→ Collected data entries
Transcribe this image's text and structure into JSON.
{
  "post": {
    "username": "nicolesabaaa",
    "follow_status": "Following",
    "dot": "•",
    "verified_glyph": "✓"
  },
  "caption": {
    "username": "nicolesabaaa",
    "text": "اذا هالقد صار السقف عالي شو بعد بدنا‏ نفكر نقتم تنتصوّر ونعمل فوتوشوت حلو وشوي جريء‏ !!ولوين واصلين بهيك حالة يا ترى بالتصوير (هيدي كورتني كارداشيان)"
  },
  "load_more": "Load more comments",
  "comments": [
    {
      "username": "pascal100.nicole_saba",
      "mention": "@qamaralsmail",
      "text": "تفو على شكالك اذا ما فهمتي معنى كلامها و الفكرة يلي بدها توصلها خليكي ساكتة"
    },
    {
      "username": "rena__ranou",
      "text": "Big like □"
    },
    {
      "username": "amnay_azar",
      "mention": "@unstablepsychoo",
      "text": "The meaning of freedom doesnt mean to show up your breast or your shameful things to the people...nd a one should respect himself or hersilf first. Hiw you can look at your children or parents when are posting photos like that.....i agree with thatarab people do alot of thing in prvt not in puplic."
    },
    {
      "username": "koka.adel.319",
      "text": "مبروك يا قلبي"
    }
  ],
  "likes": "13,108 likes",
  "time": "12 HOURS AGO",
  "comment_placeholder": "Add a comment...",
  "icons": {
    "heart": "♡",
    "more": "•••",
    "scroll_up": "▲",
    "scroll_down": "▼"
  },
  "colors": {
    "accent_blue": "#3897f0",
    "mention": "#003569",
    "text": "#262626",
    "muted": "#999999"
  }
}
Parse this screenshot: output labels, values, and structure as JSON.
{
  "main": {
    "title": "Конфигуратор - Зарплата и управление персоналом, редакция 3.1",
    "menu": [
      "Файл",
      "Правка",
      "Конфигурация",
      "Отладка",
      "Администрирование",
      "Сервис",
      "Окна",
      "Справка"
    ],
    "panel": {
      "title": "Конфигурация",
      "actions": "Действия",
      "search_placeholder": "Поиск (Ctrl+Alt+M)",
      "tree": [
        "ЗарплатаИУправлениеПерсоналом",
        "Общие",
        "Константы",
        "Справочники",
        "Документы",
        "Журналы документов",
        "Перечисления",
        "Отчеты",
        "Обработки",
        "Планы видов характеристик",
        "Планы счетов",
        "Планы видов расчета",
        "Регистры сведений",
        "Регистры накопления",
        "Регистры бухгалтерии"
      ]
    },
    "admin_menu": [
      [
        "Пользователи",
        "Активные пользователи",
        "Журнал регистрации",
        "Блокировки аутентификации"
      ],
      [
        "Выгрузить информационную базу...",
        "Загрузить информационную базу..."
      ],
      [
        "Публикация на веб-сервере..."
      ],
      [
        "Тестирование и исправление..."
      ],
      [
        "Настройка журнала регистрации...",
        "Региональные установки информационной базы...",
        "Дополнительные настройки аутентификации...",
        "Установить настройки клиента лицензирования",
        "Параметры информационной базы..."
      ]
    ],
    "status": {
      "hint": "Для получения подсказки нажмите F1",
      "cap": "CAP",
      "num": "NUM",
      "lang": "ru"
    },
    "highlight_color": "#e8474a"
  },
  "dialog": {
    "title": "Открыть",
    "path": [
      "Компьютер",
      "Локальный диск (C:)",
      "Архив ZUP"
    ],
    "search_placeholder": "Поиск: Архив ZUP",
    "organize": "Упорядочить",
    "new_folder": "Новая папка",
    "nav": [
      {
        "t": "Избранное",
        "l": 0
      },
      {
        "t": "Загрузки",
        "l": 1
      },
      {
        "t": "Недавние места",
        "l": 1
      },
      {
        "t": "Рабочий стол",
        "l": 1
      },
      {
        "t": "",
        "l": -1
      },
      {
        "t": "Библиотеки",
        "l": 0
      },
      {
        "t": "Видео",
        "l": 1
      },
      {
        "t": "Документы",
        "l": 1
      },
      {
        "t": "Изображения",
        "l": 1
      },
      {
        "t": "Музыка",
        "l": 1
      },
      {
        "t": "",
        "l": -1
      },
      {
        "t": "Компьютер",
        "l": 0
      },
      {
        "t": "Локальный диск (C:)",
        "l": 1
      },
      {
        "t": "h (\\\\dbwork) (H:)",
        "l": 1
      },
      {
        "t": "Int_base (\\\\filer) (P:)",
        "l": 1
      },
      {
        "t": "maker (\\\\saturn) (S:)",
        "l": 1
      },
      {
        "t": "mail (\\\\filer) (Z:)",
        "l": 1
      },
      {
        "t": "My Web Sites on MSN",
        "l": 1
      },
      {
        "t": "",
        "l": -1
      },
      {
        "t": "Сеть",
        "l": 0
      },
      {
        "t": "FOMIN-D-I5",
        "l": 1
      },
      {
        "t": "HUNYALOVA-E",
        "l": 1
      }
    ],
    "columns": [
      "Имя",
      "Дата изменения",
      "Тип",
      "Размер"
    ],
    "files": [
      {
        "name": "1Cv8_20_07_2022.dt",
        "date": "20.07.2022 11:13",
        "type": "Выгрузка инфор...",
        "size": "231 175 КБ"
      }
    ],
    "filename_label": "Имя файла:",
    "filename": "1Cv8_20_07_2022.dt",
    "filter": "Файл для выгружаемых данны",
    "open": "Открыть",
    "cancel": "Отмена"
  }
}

→ Aim
Copy each line of the data that contains the word "информационную".

→ Exercise response
        "Выгрузить информационную базу...",
        "Загрузить информационную базу..."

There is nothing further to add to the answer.